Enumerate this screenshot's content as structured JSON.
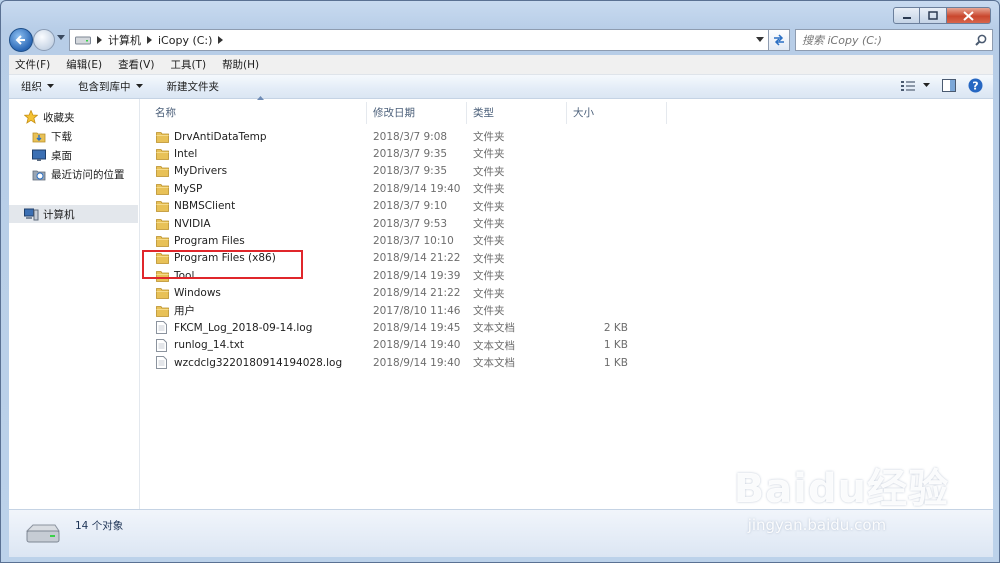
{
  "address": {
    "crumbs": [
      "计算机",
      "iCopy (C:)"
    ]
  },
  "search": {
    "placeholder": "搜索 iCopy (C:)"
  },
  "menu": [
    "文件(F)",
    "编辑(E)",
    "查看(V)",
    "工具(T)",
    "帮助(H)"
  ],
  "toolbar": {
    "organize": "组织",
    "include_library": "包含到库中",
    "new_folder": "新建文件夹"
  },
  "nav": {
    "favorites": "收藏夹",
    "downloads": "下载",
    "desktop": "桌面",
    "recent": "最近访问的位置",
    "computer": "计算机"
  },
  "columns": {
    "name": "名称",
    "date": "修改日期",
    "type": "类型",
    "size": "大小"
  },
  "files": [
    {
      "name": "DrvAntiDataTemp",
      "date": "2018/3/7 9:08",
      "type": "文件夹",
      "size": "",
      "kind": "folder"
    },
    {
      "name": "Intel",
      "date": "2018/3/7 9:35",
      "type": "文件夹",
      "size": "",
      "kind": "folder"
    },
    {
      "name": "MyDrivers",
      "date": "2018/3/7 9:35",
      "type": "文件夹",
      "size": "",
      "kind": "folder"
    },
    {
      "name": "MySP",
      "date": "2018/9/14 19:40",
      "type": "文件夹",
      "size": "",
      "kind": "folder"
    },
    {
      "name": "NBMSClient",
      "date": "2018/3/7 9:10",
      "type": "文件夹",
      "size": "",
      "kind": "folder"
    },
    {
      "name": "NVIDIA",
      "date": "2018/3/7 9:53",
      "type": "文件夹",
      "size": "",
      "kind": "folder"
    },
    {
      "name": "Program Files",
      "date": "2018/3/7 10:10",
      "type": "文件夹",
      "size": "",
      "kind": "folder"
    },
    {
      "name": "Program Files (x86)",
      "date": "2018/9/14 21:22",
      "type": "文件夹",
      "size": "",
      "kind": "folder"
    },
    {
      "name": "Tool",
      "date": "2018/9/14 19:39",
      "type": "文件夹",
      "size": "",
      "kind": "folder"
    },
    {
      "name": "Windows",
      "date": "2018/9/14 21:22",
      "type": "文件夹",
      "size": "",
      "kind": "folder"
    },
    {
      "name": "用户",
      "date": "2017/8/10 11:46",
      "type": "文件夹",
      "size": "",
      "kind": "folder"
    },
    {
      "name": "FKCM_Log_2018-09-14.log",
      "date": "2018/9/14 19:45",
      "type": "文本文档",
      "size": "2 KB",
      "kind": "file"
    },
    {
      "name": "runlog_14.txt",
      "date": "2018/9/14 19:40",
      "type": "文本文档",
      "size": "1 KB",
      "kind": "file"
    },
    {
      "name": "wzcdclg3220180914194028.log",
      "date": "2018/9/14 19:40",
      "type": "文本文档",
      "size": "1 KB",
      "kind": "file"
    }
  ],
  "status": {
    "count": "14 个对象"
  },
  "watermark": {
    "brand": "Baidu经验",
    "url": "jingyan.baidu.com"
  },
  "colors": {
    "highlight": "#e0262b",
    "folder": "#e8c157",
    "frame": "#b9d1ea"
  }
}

──────

### EXERCISE OBJECTIVE
Reply with one number: the count of lines in the entries that include the word "Program".

### ANSWER TO THIS TASK
2